[Text segment]:
^^^^^^^^^^^^^^^^
In an article published this month by JAMA Pediatrics, CDC’s Mark J. Papania, M.D., M.P.H., and colleagues report that United States measles elimination, announced in 2000, has been sustained through 2011. Elimination is defined as absence of continuous disease transmission for greater than 12 months. Dr. Papania and colleagues warn, however, that international importation continues, and that American doctors should suspect measles in children with high fever and rash, “especially when associated with international travel or international visitors,” and should report suspected cases to the local health department.
People infected abroad continue to spark outbreaks among pockets of unvaccinated people, including infants and young children. It is still a serious illness: 1 in 5 children with measles is hospitalized. Usually there are about 60 cases per year, but 2013 saw a spike in American communities – some 175 cases and counting – virtually all linked to people who brought the infection home after foreign travel.
Eliminating measles worldwide has benefits beyond the lives saved each year. Actions taken to stop measles can also help us stop other diseases in their tracks. CDC and its partners are building a global health security infrastructure that can be scaled up to deal with multiple emerging health threats. Currently, only 1 in 5 countries can rapidly detect, respond to, or prevent global health threats caused by emerging infections.
“There may be a misconception that infectious diseases are over in the industrialized world. But in fact, infectious diseases continue to be, and will always be, with us. Global health and protecting our country go hand in hand,” Dr. Frieden said.
Today’s health security threats come from at least five sources:
• The emergence and spread of new microbes
• The globalization of travel and food supply
• The rise of drug-resistant pathogens
• The acceleration of biological science capabilities and the risk that these capabilities may cause the inadvertent or intentional release of pathogens
• Continued concerns about terrorist acquisition, development, and use of biological agents.
^^^^^^^^^^^^^^^^
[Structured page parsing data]

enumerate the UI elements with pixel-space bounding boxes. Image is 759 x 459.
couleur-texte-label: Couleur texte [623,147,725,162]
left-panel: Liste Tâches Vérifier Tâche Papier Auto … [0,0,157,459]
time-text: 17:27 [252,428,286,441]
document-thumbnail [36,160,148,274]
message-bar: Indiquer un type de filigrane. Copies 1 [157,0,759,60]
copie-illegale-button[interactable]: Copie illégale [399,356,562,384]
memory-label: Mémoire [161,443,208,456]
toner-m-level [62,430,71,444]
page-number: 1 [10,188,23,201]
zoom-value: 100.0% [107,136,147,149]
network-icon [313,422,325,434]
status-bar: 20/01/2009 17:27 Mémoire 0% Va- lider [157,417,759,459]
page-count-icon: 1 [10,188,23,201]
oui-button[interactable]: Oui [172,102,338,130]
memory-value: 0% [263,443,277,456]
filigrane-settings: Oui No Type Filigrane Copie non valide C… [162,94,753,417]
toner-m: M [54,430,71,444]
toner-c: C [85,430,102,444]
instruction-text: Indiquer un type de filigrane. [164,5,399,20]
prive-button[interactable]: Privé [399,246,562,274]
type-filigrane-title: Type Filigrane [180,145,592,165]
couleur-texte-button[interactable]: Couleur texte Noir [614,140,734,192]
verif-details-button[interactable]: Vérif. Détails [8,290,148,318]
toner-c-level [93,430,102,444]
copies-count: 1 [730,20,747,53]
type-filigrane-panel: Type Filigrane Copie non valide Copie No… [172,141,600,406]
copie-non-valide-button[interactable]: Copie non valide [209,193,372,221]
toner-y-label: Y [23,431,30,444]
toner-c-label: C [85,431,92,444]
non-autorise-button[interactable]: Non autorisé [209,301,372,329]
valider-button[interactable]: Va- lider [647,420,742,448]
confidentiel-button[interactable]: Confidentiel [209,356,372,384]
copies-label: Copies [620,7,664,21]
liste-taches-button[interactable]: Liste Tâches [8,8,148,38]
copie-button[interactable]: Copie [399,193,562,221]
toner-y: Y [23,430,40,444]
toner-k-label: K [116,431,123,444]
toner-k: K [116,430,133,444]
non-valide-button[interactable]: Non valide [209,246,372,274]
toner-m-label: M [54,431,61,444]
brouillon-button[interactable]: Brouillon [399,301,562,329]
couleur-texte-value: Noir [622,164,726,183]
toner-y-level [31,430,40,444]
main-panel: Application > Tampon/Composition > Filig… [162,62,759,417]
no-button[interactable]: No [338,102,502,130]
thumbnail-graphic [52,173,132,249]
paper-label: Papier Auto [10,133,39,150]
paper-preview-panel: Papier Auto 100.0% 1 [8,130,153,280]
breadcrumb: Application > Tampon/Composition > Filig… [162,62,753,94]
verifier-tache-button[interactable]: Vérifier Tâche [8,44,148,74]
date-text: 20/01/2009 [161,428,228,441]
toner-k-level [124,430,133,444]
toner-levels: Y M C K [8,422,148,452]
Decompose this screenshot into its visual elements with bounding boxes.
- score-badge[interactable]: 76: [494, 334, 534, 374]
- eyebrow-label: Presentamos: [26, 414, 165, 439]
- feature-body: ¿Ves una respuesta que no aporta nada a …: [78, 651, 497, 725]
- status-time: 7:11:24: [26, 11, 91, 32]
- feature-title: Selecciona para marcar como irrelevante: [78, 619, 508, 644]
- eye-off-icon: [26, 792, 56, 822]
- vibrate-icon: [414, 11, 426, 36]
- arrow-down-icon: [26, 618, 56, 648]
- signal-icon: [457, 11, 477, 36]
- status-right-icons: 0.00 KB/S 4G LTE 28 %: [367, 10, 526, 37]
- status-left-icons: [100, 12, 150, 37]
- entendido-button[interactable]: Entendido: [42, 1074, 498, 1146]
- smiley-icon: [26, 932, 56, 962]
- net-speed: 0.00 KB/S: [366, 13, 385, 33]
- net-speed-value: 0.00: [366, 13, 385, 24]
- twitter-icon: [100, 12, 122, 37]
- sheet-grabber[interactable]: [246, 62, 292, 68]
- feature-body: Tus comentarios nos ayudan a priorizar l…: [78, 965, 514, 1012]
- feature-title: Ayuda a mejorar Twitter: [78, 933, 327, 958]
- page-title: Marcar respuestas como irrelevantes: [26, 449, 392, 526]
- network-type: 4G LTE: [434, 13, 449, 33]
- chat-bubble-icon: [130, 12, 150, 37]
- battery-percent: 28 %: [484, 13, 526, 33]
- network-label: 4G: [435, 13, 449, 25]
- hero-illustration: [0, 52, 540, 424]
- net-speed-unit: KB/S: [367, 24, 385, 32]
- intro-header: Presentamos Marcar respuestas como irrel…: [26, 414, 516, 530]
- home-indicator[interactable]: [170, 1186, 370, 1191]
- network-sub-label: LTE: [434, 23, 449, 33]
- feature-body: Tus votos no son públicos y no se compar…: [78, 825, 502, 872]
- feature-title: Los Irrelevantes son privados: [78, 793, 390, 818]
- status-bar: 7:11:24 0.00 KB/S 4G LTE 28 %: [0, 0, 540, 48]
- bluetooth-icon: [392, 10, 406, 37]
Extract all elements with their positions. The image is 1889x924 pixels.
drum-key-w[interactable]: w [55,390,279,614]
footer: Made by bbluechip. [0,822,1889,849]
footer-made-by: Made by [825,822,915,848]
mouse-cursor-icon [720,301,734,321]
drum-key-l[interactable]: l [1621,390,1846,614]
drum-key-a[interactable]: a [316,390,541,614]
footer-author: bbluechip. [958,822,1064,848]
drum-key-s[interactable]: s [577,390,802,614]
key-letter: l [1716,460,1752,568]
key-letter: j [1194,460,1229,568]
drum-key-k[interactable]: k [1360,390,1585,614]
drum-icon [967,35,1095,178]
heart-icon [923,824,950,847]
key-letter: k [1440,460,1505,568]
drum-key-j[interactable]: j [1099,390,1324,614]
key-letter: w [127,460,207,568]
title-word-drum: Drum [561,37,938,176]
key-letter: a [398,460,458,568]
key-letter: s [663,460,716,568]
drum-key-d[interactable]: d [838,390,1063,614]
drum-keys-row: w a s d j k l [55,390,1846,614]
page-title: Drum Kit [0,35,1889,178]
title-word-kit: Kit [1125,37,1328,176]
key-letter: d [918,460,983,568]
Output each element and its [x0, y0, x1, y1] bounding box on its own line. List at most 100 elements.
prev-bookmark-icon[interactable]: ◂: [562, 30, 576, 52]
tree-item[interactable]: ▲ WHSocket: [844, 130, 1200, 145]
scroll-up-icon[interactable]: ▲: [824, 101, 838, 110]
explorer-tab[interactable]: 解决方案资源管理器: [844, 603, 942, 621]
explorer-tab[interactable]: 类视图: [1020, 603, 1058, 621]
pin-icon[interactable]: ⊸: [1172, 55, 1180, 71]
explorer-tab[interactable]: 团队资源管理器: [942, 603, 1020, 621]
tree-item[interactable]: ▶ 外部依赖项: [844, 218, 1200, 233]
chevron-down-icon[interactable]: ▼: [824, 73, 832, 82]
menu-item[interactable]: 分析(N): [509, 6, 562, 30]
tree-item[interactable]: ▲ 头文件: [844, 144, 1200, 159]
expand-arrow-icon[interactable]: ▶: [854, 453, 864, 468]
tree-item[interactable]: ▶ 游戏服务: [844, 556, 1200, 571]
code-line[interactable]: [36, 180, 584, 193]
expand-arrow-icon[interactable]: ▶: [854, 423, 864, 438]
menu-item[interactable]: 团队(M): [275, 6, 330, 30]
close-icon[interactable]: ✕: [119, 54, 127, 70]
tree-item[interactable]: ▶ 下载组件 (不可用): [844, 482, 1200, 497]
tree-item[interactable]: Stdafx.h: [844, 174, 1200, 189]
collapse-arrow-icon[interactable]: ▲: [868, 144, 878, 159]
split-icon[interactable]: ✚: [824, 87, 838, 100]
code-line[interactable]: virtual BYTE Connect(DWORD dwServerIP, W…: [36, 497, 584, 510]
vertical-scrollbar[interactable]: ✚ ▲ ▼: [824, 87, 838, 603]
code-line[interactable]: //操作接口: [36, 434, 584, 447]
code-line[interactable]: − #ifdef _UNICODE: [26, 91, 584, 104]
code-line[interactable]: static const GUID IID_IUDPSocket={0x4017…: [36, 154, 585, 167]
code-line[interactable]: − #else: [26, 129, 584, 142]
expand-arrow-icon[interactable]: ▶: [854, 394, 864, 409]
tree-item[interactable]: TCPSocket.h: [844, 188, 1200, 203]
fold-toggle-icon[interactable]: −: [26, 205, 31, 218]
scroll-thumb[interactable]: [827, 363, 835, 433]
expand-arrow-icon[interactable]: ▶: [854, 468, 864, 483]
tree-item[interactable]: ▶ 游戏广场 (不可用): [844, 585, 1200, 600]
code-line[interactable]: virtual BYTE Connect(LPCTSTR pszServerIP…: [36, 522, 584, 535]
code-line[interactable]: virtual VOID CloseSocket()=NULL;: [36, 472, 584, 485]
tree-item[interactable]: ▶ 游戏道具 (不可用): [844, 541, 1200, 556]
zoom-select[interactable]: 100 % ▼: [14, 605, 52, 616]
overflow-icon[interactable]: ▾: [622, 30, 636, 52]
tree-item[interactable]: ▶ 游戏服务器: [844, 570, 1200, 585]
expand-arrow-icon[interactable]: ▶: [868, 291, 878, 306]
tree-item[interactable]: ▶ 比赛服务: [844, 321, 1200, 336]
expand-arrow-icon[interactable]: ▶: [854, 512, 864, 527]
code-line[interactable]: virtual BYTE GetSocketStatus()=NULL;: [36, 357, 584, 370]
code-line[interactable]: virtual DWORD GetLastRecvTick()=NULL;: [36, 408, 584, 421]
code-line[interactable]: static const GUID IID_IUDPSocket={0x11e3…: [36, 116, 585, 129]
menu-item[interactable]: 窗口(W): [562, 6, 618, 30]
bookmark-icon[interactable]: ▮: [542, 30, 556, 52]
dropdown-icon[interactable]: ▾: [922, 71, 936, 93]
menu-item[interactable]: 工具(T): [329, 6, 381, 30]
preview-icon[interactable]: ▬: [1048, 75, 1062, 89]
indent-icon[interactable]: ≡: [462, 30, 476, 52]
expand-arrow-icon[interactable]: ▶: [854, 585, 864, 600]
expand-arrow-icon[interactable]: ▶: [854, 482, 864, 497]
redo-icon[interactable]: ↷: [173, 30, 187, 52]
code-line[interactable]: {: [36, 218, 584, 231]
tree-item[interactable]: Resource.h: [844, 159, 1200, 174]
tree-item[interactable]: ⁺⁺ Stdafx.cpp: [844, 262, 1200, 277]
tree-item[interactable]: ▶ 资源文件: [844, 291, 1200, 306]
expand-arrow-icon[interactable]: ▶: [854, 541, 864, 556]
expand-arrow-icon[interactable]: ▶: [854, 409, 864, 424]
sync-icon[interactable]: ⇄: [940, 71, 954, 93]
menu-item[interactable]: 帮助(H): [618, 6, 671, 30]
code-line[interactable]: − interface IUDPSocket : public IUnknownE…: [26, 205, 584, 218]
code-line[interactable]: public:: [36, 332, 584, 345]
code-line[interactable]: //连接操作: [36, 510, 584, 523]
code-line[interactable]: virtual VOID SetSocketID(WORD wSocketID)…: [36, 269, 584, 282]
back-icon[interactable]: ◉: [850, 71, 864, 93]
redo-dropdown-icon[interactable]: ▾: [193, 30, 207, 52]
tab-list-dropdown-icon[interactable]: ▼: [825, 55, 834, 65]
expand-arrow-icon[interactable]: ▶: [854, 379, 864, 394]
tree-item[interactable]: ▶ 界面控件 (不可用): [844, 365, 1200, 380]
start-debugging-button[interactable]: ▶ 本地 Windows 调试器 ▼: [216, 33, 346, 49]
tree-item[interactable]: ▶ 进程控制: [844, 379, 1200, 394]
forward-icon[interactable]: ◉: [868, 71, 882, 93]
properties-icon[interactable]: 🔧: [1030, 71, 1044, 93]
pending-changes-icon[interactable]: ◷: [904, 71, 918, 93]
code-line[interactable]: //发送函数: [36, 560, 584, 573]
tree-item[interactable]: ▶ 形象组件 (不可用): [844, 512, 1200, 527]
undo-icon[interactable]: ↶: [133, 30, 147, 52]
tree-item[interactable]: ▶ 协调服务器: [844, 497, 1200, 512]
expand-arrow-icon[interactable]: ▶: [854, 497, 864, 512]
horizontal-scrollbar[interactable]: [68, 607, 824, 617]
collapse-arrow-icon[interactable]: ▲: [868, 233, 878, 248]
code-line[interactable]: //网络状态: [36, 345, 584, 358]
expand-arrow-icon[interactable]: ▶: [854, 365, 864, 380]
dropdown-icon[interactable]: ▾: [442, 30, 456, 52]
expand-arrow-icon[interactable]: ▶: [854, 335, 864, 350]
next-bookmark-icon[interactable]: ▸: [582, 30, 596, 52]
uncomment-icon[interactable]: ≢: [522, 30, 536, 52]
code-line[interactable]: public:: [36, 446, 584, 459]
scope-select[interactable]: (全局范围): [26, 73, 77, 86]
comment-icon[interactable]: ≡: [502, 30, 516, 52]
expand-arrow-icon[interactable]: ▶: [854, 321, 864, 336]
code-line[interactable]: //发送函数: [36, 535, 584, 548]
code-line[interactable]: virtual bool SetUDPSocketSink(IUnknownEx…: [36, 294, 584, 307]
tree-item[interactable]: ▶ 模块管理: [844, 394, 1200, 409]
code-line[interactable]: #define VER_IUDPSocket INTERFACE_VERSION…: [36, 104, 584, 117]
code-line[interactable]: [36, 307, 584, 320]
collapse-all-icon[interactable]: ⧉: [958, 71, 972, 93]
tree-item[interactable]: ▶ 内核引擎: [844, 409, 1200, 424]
^^^^^^^^^^^^^^^^
[Task requirements]:
a. In the text on measles elimination, how is elimination defined?
b. Extend the text on measles elimination, picking up after its final listed source of health security threats.

[Outputs for the tasks]:
a. Elimination is defined as the absence of continuous disease transmission for greater than 12 months.

b.
“With patterns of global travel and trade, disease can spread nearly anywhere within 24 hours,” Dr. Frieden said. “That’s why the ability to detect, fight, and prevent these diseases must be developed and strengthened overseas, and not just here in the United States.”
Measles, like smallpox, can be eliminated. However, measles is so contagious that the vast majority of a population must be vaccinated to prevent sustained outbreaks. Major strides already have been made. Since 2001, a global partnership that includes the CDC has vaccinated 1.1 billion children. Over the last decade, these vaccinations averted 10 million deaths – one fifth of all deaths prevented by modern medicine.
“The challenge is not whether we shall see a world without measles, but when,” Dr. Katz said.
“No vaccine is the work of a single person, but no single person had more to do with the creation of the measles vaccine than Dr. Katz,” said Alan Hinman, M.D., M.P.H., Director for Programs, Center for Vaccine Equity, Task Force for Global Health. “Although the measles virus had been isolated by others, it was Dr. Katz’s painstaking work passing the virus from one culture to another that finally resulted in a safe form of the virus that could be used as a vaccine.”